Say how many lines hold the string "CORRELATION"; please write nothing but the number.

= = = = = = =

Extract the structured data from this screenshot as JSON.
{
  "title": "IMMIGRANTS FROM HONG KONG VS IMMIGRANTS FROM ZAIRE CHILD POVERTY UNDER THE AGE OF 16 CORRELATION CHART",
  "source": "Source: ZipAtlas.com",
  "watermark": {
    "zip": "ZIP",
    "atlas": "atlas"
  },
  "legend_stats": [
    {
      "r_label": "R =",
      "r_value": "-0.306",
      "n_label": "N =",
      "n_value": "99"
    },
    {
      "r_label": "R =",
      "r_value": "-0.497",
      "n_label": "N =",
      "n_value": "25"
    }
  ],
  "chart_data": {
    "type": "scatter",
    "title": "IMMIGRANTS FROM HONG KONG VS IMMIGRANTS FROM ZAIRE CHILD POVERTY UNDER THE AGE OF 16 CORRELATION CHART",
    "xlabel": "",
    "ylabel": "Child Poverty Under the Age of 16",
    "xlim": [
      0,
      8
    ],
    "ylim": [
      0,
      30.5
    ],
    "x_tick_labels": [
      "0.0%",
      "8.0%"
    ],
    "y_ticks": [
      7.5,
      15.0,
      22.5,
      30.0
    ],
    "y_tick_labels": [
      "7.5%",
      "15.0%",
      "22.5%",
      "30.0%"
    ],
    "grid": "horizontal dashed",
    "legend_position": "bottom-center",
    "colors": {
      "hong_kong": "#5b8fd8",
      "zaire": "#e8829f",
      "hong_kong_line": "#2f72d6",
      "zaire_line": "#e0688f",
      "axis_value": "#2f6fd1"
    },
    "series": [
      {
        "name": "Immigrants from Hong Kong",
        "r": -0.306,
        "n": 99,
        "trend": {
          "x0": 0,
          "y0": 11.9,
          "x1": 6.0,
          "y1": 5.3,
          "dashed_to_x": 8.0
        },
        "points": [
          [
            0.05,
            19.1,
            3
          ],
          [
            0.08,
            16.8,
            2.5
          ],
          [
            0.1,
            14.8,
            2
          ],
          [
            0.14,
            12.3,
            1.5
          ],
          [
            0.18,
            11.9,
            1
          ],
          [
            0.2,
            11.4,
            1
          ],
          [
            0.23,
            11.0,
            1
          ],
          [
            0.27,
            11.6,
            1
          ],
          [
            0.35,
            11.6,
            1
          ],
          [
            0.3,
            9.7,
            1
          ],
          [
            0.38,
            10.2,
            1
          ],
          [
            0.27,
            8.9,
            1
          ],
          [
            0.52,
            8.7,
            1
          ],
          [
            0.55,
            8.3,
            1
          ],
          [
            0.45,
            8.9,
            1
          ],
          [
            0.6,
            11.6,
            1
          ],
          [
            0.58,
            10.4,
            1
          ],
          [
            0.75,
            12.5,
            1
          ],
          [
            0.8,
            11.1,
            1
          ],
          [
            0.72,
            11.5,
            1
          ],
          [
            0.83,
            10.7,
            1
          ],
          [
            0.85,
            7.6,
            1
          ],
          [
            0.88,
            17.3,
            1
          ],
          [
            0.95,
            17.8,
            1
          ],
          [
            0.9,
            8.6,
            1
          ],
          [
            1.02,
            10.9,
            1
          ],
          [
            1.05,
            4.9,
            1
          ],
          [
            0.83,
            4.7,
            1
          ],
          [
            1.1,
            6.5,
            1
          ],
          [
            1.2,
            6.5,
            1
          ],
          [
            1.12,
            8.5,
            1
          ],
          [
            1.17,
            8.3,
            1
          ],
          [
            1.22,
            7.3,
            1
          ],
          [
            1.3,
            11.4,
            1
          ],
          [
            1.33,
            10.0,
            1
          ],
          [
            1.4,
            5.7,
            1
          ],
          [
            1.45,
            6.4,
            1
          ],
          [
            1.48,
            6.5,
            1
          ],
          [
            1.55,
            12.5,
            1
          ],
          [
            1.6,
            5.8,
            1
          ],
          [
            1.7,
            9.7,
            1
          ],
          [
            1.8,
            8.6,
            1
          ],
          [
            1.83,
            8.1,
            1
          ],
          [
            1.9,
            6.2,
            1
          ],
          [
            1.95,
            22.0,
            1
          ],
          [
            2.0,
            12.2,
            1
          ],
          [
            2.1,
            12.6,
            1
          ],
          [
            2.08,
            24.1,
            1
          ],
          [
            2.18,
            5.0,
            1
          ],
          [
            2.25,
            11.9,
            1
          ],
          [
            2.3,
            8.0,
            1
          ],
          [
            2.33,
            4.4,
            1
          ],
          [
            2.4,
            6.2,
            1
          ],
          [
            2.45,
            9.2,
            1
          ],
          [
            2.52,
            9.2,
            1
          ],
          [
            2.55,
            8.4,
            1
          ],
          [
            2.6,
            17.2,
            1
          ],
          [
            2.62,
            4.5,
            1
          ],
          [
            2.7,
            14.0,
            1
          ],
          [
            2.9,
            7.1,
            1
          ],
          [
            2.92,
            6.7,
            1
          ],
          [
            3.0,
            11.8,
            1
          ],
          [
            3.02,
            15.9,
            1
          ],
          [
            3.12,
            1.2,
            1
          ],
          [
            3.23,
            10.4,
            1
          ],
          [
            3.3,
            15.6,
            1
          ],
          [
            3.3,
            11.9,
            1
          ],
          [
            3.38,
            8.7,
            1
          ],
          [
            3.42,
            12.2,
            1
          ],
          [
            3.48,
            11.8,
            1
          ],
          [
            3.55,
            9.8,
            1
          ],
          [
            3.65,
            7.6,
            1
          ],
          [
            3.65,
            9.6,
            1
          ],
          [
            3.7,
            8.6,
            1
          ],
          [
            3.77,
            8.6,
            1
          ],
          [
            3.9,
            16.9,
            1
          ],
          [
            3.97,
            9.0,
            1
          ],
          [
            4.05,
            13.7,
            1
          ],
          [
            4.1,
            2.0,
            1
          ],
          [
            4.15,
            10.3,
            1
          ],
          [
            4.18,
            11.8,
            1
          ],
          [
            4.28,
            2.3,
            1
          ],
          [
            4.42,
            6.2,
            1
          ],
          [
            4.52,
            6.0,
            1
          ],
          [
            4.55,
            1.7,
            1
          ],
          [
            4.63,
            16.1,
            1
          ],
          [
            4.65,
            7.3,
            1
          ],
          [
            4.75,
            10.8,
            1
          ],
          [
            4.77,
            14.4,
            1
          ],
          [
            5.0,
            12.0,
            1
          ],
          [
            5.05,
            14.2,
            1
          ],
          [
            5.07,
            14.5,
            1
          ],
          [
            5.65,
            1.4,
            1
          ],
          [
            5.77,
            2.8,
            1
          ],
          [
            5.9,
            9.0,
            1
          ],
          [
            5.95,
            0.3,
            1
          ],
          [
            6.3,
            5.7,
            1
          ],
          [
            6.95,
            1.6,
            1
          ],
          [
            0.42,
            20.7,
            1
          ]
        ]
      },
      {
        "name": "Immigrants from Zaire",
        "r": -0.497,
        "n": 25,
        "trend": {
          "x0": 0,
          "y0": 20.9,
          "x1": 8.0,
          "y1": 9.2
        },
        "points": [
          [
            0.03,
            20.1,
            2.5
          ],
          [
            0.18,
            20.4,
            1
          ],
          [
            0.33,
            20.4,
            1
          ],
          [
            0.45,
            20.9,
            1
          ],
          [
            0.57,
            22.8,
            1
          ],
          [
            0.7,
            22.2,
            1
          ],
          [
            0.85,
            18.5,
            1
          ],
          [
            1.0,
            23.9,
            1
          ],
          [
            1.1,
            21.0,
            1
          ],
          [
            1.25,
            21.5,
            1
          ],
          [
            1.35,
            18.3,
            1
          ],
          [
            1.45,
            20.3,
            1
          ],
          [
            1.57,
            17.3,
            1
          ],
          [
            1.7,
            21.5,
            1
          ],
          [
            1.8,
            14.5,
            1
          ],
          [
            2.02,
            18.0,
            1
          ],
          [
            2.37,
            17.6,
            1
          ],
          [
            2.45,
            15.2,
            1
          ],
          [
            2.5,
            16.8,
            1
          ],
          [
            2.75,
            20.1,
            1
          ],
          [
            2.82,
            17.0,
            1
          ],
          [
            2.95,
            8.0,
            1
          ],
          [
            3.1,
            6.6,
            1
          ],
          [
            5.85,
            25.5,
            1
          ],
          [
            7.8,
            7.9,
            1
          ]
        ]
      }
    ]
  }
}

= = = = = = =

Result of the exercise ▸ 2